_Prompt_
Give the listing below again in full, exactly as written.

_Supplied material_
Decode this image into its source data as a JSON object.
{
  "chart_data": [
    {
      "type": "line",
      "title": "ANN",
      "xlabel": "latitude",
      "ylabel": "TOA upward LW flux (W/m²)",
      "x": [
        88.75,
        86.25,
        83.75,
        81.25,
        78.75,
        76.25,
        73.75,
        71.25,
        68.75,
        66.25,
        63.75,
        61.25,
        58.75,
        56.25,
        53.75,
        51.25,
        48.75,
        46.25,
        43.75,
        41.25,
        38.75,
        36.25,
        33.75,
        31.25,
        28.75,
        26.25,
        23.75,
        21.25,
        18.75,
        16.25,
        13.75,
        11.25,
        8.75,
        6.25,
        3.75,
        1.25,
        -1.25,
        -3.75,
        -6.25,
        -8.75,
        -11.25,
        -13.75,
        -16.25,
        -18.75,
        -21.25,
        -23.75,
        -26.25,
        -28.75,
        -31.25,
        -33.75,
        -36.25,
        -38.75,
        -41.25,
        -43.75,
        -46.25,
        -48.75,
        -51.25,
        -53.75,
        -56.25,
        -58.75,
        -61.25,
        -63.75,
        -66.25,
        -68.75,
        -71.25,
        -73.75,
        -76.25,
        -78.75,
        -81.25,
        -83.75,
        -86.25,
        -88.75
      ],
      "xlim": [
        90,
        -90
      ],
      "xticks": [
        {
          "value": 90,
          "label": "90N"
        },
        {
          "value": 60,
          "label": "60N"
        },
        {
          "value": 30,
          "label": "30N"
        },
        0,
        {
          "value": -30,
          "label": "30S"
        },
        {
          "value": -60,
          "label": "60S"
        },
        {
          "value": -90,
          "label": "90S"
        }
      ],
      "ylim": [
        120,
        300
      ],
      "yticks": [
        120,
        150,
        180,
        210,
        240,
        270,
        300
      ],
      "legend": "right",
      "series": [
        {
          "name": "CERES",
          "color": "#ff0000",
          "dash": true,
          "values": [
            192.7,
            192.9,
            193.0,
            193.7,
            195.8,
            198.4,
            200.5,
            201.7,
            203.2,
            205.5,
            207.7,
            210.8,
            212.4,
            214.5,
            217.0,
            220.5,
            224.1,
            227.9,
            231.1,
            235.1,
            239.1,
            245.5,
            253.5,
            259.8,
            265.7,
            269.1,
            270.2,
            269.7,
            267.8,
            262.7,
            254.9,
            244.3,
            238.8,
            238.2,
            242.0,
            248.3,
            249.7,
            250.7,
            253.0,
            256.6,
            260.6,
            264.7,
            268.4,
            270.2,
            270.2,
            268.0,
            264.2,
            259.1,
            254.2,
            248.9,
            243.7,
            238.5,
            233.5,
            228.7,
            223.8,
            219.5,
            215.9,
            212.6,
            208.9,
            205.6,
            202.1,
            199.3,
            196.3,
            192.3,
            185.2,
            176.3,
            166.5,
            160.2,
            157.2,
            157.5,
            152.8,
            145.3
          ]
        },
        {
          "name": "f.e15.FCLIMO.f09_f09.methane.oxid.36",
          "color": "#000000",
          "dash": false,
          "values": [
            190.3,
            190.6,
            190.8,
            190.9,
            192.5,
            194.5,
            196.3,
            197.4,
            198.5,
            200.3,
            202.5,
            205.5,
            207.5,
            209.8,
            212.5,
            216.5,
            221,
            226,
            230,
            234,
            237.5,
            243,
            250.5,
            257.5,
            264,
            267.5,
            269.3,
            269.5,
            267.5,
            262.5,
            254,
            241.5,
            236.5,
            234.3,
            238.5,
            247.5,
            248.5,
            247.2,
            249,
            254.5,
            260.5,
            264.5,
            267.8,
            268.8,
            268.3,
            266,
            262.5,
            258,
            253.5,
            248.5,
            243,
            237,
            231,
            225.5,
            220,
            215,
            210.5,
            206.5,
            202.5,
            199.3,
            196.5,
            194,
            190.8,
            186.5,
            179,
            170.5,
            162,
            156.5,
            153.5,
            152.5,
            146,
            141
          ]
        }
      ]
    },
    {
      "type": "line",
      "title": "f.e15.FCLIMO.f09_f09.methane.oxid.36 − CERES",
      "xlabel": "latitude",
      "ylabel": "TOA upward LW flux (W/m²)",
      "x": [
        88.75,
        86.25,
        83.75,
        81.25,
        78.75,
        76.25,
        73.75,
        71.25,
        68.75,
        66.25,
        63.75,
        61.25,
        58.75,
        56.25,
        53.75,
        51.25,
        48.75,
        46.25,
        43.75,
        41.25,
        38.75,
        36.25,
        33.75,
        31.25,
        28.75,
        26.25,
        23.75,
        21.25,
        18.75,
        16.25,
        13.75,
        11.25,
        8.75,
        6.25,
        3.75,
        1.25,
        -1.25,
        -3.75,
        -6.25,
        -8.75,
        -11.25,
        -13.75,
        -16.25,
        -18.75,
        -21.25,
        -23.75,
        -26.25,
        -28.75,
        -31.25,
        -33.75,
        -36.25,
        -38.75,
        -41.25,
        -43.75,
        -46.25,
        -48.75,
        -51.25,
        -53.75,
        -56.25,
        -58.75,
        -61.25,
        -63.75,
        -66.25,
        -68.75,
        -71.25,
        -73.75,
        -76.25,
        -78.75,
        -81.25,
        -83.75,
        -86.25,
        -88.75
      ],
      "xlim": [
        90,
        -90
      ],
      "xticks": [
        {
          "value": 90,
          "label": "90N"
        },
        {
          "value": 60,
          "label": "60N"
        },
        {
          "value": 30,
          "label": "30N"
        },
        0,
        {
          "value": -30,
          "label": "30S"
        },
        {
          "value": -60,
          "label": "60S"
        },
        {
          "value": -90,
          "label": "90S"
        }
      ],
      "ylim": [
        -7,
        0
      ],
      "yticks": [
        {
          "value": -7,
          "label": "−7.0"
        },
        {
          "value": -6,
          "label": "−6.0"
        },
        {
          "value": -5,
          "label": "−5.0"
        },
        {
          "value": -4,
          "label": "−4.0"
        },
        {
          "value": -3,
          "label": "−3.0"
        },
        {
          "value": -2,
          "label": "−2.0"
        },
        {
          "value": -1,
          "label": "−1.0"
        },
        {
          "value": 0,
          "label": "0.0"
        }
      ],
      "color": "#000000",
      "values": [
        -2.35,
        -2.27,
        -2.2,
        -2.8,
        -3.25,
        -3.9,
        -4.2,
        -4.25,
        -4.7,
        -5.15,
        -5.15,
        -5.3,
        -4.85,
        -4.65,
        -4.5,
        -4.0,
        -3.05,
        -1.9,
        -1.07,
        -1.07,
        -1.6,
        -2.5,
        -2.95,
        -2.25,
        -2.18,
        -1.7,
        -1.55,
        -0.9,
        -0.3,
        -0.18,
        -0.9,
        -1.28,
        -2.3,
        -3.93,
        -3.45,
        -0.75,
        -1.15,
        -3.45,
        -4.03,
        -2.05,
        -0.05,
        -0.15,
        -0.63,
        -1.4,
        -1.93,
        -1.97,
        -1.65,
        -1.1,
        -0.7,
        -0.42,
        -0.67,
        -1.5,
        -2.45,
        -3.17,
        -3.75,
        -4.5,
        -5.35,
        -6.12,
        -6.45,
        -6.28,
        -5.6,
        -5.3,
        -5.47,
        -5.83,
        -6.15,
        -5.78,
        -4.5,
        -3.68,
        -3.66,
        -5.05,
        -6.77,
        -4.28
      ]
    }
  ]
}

_Output of the task_
Decode this image into its source data as a JSON object.
{
  "chart_data": [
    {
      "type": "line",
      "title": "ANN",
      "xlabel": "latitude",
      "ylabel": "TOA upward LW flux (W/m²)",
      "x": [
        88.75,
        86.25,
        83.75,
        81.25,
        78.75,
        76.25,
        73.75,
        71.25,
        68.75,
        66.25,
        63.75,
        61.25,
        58.75,
        56.25,
        53.75,
        51.25,
        48.75,
        46.25,
        43.75,
        41.25,
        38.75,
        36.25,
        33.75,
        31.25,
        28.75,
        26.25,
        23.75,
        21.25,
        18.75,
        16.25,
        13.75,
        11.25,
        8.75,
        6.25,
        3.75,
        1.25,
        -1.25,
        -3.75,
        -6.25,
        -8.75,
        -11.25,
        -13.75,
        -16.25,
        -18.75,
        -21.25,
        -23.75,
        -26.25,
        -28.75,
        -31.25,
        -33.75,
        -36.25,
        -38.75,
        -41.25,
        -43.75,
        -46.25,
        -48.75,
        -51.25,
        -53.75,
        -56.25,
        -58.75,
        -61.25,
        -63.75,
        -66.25,
        -68.75,
        -71.25,
        -73.75,
        -76.25,
        -78.75,
        -81.25,
        -83.75,
        -86.25,
        -88.75
      ],
      "xlim": [
        90,
        -90
      ],
      "xticks": [
        {
          "value": 90,
          "label": "90N"
        },
        {
          "value": 60,
          "label": "60N"
        },
        {
          "value": 30,
          "label": "30N"
        },
        0,
        {
          "value": -30,
          "label": "30S"
        },
        {
          "value": -60,
          "label": "60S"
        },
        {
          "value": -90,
          "label": "90S"
        }
      ],
      "ylim": [
        120,
        300
      ],
      "yticks": [
        120,
        150,
        180,
        210,
        240,
        270,
        300
      ],
      "legend": "right",
      "series": [
        {
          "name": "CERES",
          "color": "#ff0000",
          "dash": true,
          "values": [
            192.7,
            192.9,
            193.0,
            193.7,
            195.8,
            198.4,
            200.5,
            201.7,
            203.2,
            205.5,
            207.7,
            210.8,
            212.4,
            214.5,
            217.0,
            220.5,
            224.1,
            227.9,
            231.1,
            235.1,
            239.1,
            245.5,
            253.5,
            259.8,
            265.7,
            269.1,
            270.2,
            269.7,
            267.8,
            262.7,
            254.9,
            244.3,
            238.8,
            238.2,
            242.0,
            248.3,
            249.7,
            250.7,
            253.0,
            256.6,
            260.6,
            264.7,
            268.4,
            270.2,
            270.2,
            268.0,
            264.2,
            259.1,
            254.2,
            248.9,
            243.7,
            238.5,
            233.5,
            228.7,
            223.8,
            219.5,
            215.9,
            212.6,
            208.9,
            205.6,
            202.1,
            199.3,
            196.3,
            192.3,
            185.2,
            176.3,
            166.5,
            160.2,
            157.2,
            157.5,
            152.8,
            145.3
          ]
        },
        {
          "name": "f.e15.FCLIMO.f09_f09.methane.oxid.36",
          "color": "#000000",
          "dash": false,
          "values": [
            190.3,
            190.6,
            190.8,
            190.9,
            192.5,
            194.5,
            196.3,
            197.4,
            198.5,
            200.3,
            202.5,
            205.5,
            207.5,
            209.8,
            212.5,
            216.5,
            221,
            226,
            230,
            234,
            237.5,
            243,
            250.5,
            257.5,
            264,
            267.5,
            269.3,
            269.5,
            267.5,
            262.5,
            254,
            241.5,
            236.5,
            234.3,
            238.5,
            247.5,
            248.5,
            247.2,
            249,
            254.5,
            260.5,
            264.5,
            267.8,
            268.8,
            268.3,
            266,
            262.5,
            258,
            253.5,
            248.5,
            243,
            237,
            231,
            225.5,
            220,
            215,
            210.5,
            206.5,
            202.5,
            199.3,
            196.5,
            194,
            190.8,
            186.5,
            179,
            170.5,
            162,
            156.5,
            153.5,
            152.5,
            146,
            141
          ]
        }
      ]
    },
    {
      "type": "line",
      "title": "f.e15.FCLIMO.f09_f09.methane.oxid.36 − CERES",
      "xlabel": "latitude",
      "ylabel": "TOA upward LW flux (W/m²)",
      "x": [
        88.75,
        86.25,
        83.75,
        81.25,
        78.75,
        76.25,
        73.75,
        71.25,
        68.75,
        66.25,
        63.75,
        61.25,
        58.75,
        56.25,
        53.75,
        51.25,
        48.75,
        46.25,
        43.75,
        41.25,
        38.75,
        36.25,
        33.75,
        31.25,
        28.75,
        26.25,
        23.75,
        21.25,
        18.75,
        16.25,
        13.75,
        11.25,
        8.75,
        6.25,
        3.75,
        1.25,
        -1.25,
        -3.75,
        -6.25,
        -8.75,
        -11.25,
        -13.75,
        -16.25,
        -18.75,
        -21.25,
        -23.75,
        -26.25,
        -28.75,
        -31.25,
        -33.75,
        -36.25,
        -38.75,
        -41.25,
        -43.75,
        -46.25,
        -48.75,
        -51.25,
        -53.75,
        -56.25,
        -58.75,
        -61.25,
        -63.75,
        -66.25,
        -68.75,
        -71.25,
        -73.75,
        -76.25,
        -78.75,
        -81.25,
        -83.75,
        -86.25,
        -88.75
      ],
      "xlim": [
        90,
        -90
      ],
      "xticks": [
        {
          "value": 90,
          "label": "90N"
        },
        {
          "value": 60,
          "label": "60N"
        },
        {
          "value": 30,
          "label": "30N"
        },
        0,
        {
          "value": -30,
          "label": "30S"
        },
        {
          "value": -60,
          "label": "60S"
        },
        {
          "value": -90,
          "label": "90S"
        }
      ],
      "ylim": [
        -7,
        0
      ],
      "yticks": [
        {
          "value": -7,
          "label": "−7.0"
        },
        {
          "value": -6,
          "label": "−6.0"
        },
        {
          "value": -5,
          "label": "−5.0"
        },
        {
          "value": -4,
          "label": "−4.0"
        },
        {
          "value": -3,
          "label": "−3.0"
        },
        {
          "value": -2,
          "label": "−2.0"
        },
        {
          "value": -1,
          "label": "−1.0"
        },
        {
          "value": 0,
          "label": "0.0"
        }
      ],
      "color": "#000000",
      "values": [
        -2.35,
        -2.27,
        -2.2,
        -2.8,
        -3.25,
        -3.9,
        -4.2,
        -4.25,
        -4.7,
        -5.15,
        -5.15,
        -5.3,
        -4.85,
        -4.65,
        -4.5,
        -4.0,
        -3.05,
        -1.9,
        -1.07,
        -1.07,
        -1.6,
        -2.5,
        -2.95,
        -2.25,
        -2.18,
        -1.7,
        -1.55,
        -0.9,
        -0.3,
        -0.18,
        -0.9,
        -1.28,
        -2.3,
        -3.93,
        -3.45,
        -0.75,
        -1.15,
        -3.45,
        -4.03,
        -2.05,
        -0.05,
        -0.15,
        -0.63,
        -1.4,
        -1.93,
        -1.97,
        -1.65,
        -1.1,
        -0.7,
        -0.42,
        -0.67,
        -1.5,
        -2.45,
        -3.17,
        -3.75,
        -4.5,
        -5.35,
        -6.12,
        -6.45,
        -6.28,
        -5.6,
        -5.3,
        -5.47,
        -5.83,
        -6.15,
        -5.78,
        -4.5,
        -3.68,
        -3.66,
        -5.05,
        -6.77,
        -4.28
      ]
    }
  ]
}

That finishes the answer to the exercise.